### What the task requires
Determine how many lines in the data below contain "срока" and write only that number.

### Dataset
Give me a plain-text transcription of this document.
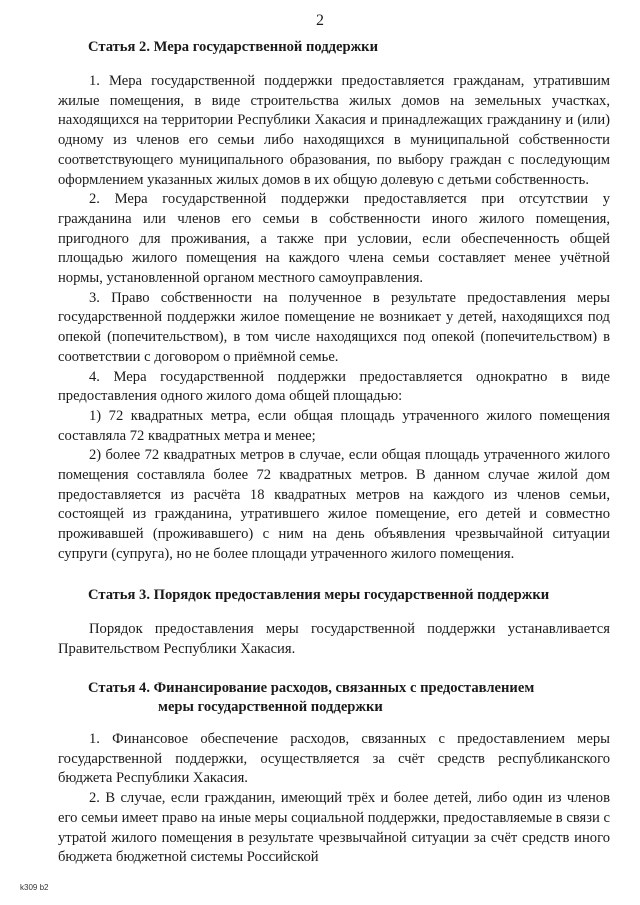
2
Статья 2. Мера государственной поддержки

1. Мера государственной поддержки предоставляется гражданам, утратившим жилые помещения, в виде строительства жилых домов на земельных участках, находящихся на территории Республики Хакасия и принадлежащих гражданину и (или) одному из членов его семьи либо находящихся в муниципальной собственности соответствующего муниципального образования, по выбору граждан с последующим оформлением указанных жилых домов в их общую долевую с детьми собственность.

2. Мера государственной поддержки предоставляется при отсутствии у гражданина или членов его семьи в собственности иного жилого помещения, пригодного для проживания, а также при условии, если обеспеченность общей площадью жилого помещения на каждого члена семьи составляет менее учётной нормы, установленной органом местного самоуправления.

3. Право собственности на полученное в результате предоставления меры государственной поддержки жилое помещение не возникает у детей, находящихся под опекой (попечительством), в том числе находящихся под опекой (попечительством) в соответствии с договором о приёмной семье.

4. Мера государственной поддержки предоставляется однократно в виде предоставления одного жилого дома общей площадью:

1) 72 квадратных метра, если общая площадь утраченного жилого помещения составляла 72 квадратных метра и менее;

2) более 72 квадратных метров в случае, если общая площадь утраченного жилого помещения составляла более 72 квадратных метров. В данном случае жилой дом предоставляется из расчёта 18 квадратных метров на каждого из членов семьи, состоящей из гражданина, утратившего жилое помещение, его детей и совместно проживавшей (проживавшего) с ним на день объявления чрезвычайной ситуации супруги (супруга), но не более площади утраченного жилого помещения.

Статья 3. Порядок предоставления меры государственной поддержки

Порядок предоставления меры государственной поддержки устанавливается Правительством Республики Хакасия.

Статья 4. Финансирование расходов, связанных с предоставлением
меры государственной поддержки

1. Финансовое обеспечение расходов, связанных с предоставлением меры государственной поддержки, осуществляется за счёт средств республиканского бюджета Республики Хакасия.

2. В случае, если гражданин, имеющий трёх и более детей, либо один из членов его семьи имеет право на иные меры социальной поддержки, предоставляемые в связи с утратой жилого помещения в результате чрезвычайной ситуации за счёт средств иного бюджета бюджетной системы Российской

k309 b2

* * *

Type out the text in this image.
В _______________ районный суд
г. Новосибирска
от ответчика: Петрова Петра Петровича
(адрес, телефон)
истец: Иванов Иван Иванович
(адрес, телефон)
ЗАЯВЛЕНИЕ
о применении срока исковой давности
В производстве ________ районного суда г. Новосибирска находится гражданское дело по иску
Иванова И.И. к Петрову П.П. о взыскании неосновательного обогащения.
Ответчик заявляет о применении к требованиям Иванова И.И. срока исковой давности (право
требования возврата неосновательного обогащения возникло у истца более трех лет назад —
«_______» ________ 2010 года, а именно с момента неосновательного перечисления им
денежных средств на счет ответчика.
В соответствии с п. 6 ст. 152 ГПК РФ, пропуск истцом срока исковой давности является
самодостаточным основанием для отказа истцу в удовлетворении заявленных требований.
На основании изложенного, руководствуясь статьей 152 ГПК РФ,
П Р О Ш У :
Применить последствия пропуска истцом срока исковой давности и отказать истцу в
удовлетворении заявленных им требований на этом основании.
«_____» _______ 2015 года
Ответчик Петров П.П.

### Output of the exercise
4